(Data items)
---
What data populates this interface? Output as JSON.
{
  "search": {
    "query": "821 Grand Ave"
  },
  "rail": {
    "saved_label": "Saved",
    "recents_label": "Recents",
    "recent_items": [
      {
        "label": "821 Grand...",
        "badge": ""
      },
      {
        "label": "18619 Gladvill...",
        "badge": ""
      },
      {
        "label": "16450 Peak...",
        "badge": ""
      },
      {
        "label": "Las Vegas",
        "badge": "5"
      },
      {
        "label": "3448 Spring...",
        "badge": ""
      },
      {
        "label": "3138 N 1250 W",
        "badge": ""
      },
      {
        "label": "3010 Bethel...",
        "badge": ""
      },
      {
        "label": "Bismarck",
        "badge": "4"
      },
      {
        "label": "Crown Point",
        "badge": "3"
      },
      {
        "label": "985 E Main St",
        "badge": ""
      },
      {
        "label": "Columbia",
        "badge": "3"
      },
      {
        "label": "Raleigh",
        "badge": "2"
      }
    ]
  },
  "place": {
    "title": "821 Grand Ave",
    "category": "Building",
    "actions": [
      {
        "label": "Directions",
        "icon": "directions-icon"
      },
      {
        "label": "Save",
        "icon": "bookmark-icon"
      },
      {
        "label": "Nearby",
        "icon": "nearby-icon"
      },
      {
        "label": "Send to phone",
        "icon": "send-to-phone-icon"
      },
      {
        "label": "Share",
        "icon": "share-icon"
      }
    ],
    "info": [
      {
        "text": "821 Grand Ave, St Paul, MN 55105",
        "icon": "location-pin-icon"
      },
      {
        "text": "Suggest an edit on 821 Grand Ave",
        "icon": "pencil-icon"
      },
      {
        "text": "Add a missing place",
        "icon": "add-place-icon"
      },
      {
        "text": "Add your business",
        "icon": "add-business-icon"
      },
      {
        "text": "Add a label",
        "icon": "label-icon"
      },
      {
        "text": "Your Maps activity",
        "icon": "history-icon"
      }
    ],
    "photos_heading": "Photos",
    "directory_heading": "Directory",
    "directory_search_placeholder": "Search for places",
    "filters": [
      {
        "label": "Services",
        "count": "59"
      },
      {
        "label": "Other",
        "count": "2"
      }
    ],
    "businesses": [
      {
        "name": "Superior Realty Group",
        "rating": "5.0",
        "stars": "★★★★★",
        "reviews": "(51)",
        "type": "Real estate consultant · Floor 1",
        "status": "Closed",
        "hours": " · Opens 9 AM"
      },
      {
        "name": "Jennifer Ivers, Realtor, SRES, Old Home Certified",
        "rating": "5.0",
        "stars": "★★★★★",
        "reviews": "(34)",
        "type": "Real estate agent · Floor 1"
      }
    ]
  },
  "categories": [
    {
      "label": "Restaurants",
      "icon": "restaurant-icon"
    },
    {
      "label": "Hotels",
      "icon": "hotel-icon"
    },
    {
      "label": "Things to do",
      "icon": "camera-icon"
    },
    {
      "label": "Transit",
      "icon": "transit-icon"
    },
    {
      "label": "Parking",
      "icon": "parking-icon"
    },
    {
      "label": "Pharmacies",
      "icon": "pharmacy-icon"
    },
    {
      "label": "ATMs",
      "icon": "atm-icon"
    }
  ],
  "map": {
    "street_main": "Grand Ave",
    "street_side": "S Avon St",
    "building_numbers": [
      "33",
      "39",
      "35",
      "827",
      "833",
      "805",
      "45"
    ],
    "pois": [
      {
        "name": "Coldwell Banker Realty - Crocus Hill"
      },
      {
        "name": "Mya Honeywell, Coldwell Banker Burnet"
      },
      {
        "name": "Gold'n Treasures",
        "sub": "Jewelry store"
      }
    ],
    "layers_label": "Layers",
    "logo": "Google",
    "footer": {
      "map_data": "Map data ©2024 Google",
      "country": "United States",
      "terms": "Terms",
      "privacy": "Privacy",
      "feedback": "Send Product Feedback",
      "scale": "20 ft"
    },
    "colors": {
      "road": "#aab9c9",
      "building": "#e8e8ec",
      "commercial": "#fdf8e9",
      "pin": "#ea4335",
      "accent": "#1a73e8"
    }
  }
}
---
Goal of the exercise: Report the number of lines in the listing where the string "Google" appears, and nothing besides.

Worked answer: 2